TASK DETAILS :: Omit every picture and return the rest of the data unaltered.
[start RECORDS FOR THE EXERCISE]
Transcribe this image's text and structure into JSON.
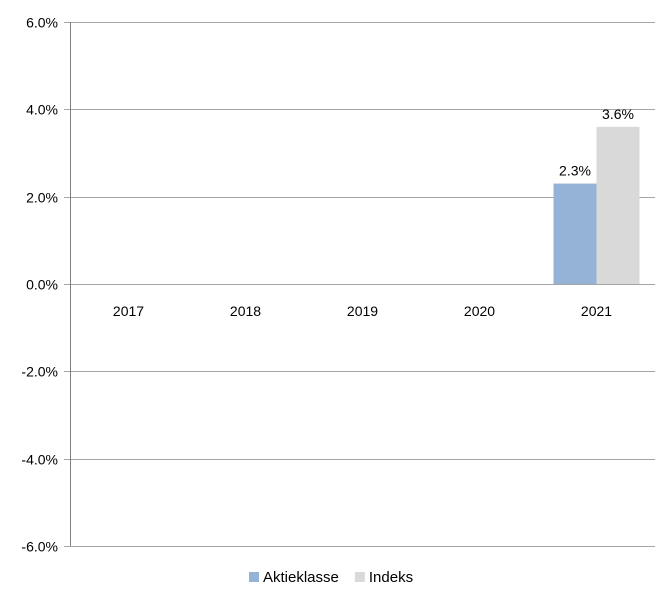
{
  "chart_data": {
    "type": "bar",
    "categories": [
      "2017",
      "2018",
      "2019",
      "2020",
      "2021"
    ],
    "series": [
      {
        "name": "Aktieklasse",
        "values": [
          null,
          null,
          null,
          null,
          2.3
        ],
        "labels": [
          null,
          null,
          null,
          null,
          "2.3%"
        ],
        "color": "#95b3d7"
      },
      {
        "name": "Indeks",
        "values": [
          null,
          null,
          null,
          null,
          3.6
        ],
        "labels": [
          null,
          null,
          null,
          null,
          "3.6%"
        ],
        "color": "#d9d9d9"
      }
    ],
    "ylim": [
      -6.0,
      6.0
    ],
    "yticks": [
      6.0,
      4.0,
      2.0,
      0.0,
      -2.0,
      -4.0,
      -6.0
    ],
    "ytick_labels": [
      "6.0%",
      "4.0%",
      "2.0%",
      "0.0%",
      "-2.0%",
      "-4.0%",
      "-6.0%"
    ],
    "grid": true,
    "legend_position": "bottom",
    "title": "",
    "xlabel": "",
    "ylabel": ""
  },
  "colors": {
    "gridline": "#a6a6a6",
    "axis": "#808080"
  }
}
[end RECORDS FOR THE EXERCISE]
ANSWER TO THIS EXERCISE ::
Transcribe this image's text and structure into JSON.
{
  "chart_data": {
    "type": "bar",
    "categories": [
      "2017",
      "2018",
      "2019",
      "2020",
      "2021"
    ],
    "series": [
      {
        "name": "Aktieklasse",
        "values": [
          null,
          null,
          null,
          null,
          2.3
        ],
        "labels": [
          null,
          null,
          null,
          null,
          "2.3%"
        ],
        "color": "#95b3d7"
      },
      {
        "name": "Indeks",
        "values": [
          null,
          null,
          null,
          null,
          3.6
        ],
        "labels": [
          null,
          null,
          null,
          null,
          "3.6%"
        ],
        "color": "#d9d9d9"
      }
    ],
    "ylim": [
      -6.0,
      6.0
    ],
    "yticks": [
      6.0,
      4.0,
      2.0,
      0.0,
      -2.0,
      -4.0,
      -6.0
    ],
    "ytick_labels": [
      "6.0%",
      "4.0%",
      "2.0%",
      "0.0%",
      "-2.0%",
      "-4.0%",
      "-6.0%"
    ],
    "grid": true,
    "legend_position": "bottom",
    "title": "",
    "xlabel": "",
    "ylabel": ""
  },
  "colors": {
    "gridline": "#a6a6a6",
    "axis": "#808080"
  }
}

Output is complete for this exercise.